What the task asks
In the listing below, count the lines containing the string "Search" and state only the number.

[Start of Given entries]

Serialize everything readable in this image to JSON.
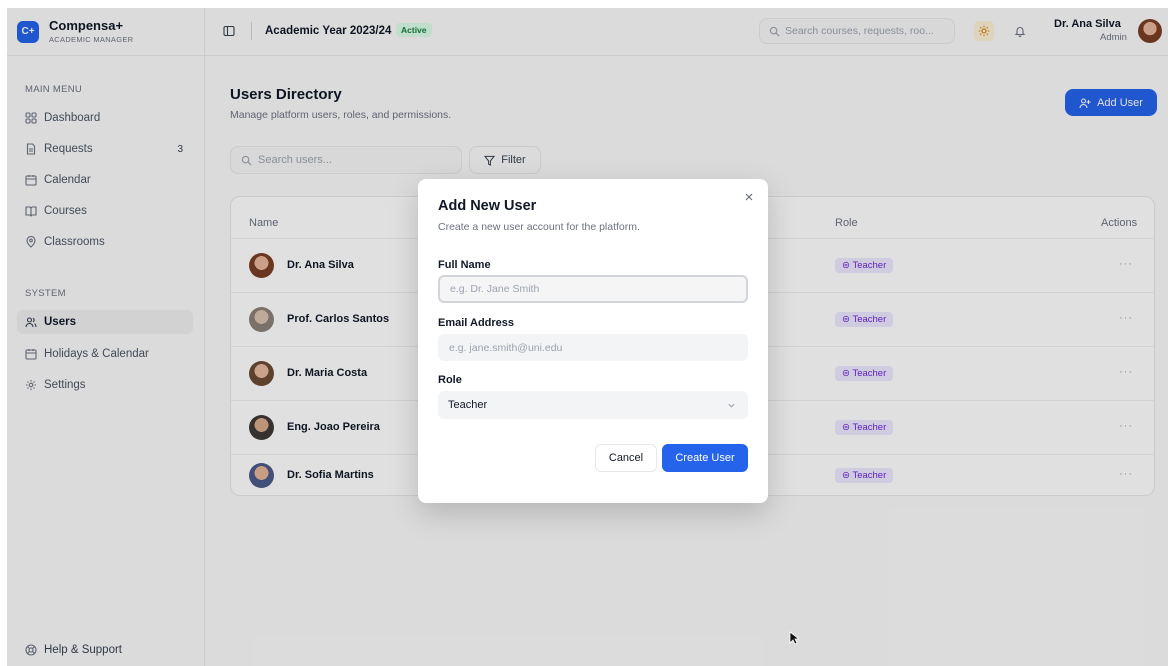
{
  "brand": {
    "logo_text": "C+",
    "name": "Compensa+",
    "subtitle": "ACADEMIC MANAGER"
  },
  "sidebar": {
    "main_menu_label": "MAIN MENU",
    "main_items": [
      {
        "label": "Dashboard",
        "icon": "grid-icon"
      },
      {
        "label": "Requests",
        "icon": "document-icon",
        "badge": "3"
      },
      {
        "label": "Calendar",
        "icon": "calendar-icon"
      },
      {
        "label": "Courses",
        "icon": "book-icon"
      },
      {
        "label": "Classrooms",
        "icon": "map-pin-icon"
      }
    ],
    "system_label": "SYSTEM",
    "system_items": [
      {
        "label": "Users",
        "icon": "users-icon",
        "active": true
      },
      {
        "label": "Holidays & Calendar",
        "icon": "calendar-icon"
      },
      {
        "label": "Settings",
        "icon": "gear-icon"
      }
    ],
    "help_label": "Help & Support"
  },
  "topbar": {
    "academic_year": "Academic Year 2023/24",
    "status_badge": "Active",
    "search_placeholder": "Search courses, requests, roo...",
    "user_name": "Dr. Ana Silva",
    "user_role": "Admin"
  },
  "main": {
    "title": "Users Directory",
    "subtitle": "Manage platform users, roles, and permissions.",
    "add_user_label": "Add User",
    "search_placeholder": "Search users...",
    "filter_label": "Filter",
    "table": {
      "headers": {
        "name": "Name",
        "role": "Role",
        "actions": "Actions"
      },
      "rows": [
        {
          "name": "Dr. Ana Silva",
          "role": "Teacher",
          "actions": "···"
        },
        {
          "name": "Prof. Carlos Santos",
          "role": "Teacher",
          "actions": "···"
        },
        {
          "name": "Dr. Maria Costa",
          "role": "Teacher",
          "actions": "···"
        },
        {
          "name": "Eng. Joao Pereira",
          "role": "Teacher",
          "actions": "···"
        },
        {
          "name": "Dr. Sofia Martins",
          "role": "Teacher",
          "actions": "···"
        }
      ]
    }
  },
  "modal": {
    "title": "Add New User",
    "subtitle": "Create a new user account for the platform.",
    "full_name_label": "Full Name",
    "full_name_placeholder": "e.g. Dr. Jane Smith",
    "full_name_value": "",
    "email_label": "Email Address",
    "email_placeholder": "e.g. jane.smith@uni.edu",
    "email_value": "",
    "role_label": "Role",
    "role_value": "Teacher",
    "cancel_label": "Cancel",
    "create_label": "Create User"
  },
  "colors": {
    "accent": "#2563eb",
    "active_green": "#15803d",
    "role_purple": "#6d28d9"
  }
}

[End of Given entries]

Completed exercise
2